Filter the entries that follow, copying every line in which the word "Glukos" appears.
>> Start LISTED RECORDS
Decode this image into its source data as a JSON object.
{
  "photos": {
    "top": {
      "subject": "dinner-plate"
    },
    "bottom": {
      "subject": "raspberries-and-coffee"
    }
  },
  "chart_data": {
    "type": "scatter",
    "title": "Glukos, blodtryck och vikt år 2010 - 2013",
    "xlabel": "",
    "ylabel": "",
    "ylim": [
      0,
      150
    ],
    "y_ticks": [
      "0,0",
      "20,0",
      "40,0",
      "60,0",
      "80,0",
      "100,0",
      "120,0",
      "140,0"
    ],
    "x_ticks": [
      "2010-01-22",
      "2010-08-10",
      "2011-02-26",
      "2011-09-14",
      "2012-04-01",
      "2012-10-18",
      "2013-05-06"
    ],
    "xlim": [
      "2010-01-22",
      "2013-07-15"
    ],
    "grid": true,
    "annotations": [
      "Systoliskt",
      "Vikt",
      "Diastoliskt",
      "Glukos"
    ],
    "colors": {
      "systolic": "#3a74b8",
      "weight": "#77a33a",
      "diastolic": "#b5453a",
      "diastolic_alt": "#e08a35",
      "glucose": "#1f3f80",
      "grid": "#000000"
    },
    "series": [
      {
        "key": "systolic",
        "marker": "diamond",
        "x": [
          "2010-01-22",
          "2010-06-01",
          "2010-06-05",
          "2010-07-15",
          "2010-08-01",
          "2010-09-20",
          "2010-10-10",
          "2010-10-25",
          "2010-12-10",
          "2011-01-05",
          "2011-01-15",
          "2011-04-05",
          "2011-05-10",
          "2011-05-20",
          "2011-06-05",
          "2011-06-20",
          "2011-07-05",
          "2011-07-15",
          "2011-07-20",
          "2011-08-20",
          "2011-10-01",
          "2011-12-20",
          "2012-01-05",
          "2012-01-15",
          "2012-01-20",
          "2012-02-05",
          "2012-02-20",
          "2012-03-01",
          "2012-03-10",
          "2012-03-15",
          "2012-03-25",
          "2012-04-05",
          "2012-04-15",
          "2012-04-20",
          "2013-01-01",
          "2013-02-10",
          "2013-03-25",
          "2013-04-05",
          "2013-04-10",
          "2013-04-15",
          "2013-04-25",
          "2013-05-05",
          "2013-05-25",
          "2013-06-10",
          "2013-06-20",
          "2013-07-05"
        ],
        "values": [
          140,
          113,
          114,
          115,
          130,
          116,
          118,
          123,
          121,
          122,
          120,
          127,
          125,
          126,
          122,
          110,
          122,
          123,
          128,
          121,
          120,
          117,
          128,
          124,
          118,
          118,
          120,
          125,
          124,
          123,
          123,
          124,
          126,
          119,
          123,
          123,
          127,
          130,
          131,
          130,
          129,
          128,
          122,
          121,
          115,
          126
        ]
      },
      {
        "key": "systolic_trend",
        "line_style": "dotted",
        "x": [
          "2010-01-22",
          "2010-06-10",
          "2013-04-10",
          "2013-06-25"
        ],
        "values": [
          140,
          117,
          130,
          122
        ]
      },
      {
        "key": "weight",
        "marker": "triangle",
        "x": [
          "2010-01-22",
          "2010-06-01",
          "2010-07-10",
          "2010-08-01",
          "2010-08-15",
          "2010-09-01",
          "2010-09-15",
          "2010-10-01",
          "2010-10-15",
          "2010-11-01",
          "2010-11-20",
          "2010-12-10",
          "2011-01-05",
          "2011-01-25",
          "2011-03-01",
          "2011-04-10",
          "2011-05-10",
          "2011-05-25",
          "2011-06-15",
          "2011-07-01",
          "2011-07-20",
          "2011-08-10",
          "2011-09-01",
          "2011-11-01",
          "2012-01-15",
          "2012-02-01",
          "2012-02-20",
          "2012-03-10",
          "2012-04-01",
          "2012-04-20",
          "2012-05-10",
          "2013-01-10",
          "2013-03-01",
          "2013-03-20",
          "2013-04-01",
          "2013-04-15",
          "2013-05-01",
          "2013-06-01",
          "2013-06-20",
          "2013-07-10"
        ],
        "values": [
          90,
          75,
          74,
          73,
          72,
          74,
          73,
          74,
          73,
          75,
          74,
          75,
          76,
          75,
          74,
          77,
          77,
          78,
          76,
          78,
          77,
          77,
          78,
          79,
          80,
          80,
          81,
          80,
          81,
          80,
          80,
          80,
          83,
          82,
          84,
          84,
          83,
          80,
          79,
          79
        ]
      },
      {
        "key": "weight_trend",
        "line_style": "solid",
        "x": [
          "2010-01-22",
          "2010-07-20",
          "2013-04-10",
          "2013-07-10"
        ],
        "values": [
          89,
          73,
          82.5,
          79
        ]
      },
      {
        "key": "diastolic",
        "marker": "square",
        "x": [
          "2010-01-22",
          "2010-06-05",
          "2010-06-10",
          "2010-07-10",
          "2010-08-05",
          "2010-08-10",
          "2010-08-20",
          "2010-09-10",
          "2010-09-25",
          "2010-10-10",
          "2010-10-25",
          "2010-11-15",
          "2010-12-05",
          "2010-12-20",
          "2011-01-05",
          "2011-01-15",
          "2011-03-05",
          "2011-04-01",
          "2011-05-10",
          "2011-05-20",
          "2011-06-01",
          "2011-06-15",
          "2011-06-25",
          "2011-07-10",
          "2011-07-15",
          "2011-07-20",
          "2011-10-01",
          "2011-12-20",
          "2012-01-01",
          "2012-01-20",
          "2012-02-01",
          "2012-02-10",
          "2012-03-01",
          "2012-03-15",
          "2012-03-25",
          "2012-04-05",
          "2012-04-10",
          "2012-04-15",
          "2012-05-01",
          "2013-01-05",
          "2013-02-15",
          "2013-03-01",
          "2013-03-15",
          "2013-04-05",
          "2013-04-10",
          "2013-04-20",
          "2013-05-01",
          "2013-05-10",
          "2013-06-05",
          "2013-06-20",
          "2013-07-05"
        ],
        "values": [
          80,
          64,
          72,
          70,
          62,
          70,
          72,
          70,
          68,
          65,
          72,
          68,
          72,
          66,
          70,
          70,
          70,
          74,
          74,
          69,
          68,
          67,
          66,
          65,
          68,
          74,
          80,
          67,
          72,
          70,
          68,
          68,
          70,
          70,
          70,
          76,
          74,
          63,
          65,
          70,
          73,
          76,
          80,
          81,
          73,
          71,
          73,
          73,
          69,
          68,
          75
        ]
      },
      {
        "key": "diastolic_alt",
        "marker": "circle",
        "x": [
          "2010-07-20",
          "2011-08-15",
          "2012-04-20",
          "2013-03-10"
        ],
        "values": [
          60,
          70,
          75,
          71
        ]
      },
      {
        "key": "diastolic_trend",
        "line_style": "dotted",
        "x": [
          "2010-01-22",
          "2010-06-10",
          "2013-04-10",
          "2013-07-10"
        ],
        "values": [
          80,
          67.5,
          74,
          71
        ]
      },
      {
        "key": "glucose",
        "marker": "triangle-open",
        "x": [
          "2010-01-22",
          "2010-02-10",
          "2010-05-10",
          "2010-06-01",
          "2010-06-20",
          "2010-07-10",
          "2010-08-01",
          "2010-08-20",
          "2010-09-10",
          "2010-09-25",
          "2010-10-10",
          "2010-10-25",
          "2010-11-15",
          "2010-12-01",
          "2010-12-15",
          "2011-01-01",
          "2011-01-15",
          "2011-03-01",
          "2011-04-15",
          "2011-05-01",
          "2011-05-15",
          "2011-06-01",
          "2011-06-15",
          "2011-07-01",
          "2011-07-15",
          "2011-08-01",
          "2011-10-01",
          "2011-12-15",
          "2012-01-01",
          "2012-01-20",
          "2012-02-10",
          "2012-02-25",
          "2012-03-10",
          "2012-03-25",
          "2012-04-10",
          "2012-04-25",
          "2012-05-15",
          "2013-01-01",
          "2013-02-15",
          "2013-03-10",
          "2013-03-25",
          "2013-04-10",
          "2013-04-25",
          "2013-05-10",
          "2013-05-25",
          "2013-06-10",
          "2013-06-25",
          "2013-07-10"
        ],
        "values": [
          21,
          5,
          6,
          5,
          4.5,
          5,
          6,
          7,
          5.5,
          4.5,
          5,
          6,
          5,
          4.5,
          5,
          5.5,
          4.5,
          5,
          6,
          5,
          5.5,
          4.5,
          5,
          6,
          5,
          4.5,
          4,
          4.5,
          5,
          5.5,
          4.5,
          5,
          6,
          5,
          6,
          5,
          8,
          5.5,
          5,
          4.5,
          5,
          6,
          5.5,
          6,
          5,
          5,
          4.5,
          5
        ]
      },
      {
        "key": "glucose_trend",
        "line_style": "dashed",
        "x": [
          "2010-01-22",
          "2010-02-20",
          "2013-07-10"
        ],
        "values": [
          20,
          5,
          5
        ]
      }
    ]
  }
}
>> End LISTED RECORDS
THE RESULT:
    "title": "Glukos, blodtryck och vikt år 2010 - 2013",
      "Glukos"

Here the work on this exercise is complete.